### Extrait du document
Anoraak : Carrément. Après, ça, c’est ma manière de bosser avec les collaborateurs ou collaboratrices avec qui je bosse. Je n’aime pas trop leur imposer de choses vocalement. En général, quand je leur envoie un morceau, il n’est pas du tout terminé. Il n’est pas trop surproduit. C’est assez autoroutier, en fait, ce que j’envoie. Il n’y a pas trop de changements, de trucs, justement pour laisser un maximum la place à l’autre de pouvoir s’exprimer. Parce que c’est une collaboration. Ce n’est pas juste demander à un exécutant de venir poser une voix. C’est vraiment d’arriver, d’écrire des textes même et de s’exprimer pleinement. Et puis des fois, ça ne marche pas. Il y a eu un ou deux featurings qui n’ont pas abouti. Parce que là, pour le coup, c’était surtout une chanteuse avec qui finalement depuis, j’ai fait autre chose qui sortira plus tard, mais qui ne sentait pas le truc.

Dans ces cas-là, il n’y a pas de problème. Moi, je ne vais pas forcer une direction musicale. Je pars du principe que je veux de la spontanéité. Si ça ne fonctionne pas, ce n’est pas grave. On boit un coup, on fait autre chose et on passera sur un autre morceau une autre fois. Il n’y a pas de garantie de résultat. Ce qui est assez cool, c’est que tous les feats de l’album, ça a été très simple, très rapide et sans tergiverser. Il n’y a pas eu besoin d’en parler des plombes.

Fleur de Mur, ça s’est fait dans une chambre d’hôtel sur une résidence au Club Med. On se connaissait juste de nom. On s’est rencontrés en premier soir. Le lendemain, elle est venue. Elle a enregistré. En une demi-heure, c’était bouclé. On a même gardé les prises de voix qu’on avait faites dans cette chambre d’hôtel. On a essayé de refaire à mon studio à Marseille plus tard. L’énergie était là, elle était bonne.

Quasiment tous les feats, ça s’est passé comme ça. Yan s’est enregistré chez lui. Il m’a envoyé les prises. On a gardé les prises originales parce qu’elles avaient la bonne énergie. Elles étaient parfaites. Mouna était venue enregistrer. J’étais en résidence dans les Alpes. Et pareil, elle m’a striké le truc. Et à chaque fois, c’était ça. Julia, pareil. J’aime bien quand ça se passe comme ça.

Après, je fais mon petit travail à la maison. Je fais la prod. Je fais grandir le morceau à la faveur de ma première idée et de l’idée du collaborateur ou de la collaboratrice qui est venu se mettre dessus. Et d’en faire quelque chose qui fasse vraiment un tout.

LFB : Et à l’opposé, qu’est-ce que tu recherches dans ta voix, dans ta musique ? Ce qui est intéressant aussi sur cet album, c’est que je trouve qu’il y a un vrai équilibre entre ce qui pourrait être un album de producteur et en même temps un album d’auteur-compositeur.

### Listing fourni

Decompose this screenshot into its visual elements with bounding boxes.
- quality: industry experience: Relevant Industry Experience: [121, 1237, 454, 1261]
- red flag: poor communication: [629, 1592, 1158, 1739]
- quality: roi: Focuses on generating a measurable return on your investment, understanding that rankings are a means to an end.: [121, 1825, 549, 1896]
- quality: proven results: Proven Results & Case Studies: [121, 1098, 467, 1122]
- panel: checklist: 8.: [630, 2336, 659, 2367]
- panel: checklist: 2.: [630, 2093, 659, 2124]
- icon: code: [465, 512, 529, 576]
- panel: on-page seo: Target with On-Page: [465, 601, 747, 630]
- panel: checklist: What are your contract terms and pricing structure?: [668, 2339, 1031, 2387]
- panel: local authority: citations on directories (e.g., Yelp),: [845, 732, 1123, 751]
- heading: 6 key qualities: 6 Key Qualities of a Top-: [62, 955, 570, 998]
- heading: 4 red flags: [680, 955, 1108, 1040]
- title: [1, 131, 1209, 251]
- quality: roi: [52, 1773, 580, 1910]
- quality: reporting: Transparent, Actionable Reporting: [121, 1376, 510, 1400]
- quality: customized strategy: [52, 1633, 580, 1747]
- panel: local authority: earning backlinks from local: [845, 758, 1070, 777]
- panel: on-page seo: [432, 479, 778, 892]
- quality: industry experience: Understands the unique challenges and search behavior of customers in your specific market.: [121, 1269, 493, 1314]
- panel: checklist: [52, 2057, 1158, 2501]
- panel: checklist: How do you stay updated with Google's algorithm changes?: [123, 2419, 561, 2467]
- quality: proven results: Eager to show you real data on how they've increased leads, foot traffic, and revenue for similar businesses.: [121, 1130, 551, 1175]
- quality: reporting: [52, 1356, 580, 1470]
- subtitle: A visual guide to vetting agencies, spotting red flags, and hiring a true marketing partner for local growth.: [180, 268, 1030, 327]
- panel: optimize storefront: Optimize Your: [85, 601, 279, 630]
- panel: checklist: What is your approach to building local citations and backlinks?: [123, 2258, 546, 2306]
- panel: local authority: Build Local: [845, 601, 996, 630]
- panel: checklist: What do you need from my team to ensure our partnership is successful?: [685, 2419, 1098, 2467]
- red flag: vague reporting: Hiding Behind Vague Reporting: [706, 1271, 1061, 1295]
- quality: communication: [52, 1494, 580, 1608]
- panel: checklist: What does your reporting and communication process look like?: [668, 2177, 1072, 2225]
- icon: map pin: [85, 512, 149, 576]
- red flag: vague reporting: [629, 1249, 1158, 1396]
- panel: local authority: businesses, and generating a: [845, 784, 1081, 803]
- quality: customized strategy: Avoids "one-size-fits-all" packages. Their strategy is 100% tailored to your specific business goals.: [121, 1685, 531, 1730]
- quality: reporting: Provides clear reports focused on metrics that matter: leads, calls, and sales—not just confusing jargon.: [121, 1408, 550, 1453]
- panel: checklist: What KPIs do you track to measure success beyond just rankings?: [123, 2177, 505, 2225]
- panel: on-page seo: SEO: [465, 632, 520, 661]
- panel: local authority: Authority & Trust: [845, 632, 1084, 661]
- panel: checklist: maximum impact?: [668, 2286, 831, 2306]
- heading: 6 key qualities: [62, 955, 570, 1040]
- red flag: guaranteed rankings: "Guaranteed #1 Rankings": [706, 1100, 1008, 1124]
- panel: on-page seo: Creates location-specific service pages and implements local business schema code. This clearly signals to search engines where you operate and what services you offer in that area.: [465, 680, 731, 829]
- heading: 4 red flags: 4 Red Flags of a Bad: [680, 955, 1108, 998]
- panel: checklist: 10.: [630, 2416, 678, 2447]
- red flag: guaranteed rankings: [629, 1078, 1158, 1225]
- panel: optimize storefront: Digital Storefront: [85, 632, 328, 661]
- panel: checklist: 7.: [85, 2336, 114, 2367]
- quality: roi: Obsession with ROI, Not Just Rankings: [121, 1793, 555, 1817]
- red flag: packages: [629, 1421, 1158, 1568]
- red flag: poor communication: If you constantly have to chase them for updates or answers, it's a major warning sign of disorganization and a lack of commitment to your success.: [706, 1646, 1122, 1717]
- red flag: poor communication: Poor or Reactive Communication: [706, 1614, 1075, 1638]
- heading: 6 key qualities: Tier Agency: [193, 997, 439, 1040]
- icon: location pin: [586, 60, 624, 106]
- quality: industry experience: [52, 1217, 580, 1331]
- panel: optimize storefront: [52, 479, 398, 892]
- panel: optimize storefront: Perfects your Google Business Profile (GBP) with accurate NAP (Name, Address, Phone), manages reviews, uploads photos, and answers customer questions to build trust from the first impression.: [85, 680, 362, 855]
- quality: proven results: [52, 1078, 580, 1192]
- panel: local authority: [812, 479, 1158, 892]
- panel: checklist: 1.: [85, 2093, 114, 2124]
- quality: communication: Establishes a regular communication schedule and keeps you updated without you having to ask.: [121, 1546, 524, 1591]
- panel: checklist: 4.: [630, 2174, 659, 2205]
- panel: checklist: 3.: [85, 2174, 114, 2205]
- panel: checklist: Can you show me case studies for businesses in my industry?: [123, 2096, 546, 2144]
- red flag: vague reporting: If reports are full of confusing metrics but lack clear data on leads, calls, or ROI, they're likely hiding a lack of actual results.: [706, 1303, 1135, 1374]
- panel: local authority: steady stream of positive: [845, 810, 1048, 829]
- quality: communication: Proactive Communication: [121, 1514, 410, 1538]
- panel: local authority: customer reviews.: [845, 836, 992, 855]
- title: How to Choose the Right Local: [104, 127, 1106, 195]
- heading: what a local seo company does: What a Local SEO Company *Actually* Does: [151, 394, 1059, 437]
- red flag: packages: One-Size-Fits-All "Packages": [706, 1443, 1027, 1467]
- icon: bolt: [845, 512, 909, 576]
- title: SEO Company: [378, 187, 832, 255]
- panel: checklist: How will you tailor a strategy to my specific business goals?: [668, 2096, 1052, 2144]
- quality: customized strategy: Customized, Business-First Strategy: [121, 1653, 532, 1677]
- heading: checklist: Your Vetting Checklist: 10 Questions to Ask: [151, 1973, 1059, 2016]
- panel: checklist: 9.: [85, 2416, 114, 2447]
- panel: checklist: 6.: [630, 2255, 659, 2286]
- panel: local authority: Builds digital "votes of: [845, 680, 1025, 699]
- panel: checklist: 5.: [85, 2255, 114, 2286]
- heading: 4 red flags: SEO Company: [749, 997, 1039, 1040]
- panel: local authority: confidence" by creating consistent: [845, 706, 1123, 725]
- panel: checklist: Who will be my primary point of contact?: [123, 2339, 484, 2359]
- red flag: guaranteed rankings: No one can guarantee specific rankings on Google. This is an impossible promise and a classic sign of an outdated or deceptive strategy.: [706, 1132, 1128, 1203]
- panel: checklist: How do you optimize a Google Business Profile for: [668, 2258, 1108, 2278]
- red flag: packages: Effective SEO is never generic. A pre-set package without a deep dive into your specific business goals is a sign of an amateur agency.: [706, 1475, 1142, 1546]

### Exercices à traiter
- 1) D'après l'extrait, où Fleur de Mur a-t-elle enregistré sa voix ?
- 2) Recopiez à l'identique les lignes du listing, en commençant par sa première ligne et en terminant par celle qui contient « - panel: checklist: 2.: [630, 2093, 659, 2124] », toutes deux incluses.
L'extrait et le listing n'ont aucun rapport entre eux.

### Réponses par exercice
- 1) Dans une chambre d'hôtel, lors d'une résidence au Club Med.

- 2)
Decompose this screenshot into its visual elements with bounding boxes.
- quality: industry experience: Relevant Industry Experience: [121, 1237, 454, 1261]
- red flag: poor communication: [629, 1592, 1158, 1739]
- quality: roi: Focuses on generating a measurable return on your investment, understanding that rankings are a means to an end.: [121, 1825, 549, 1896]
- quality: proven results: Proven Results & Case Studies: [121, 1098, 467, 1122]
- panel: checklist: 8.: [630, 2336, 659, 2367]
- panel: checklist: 2.: [630, 2093, 659, 2124]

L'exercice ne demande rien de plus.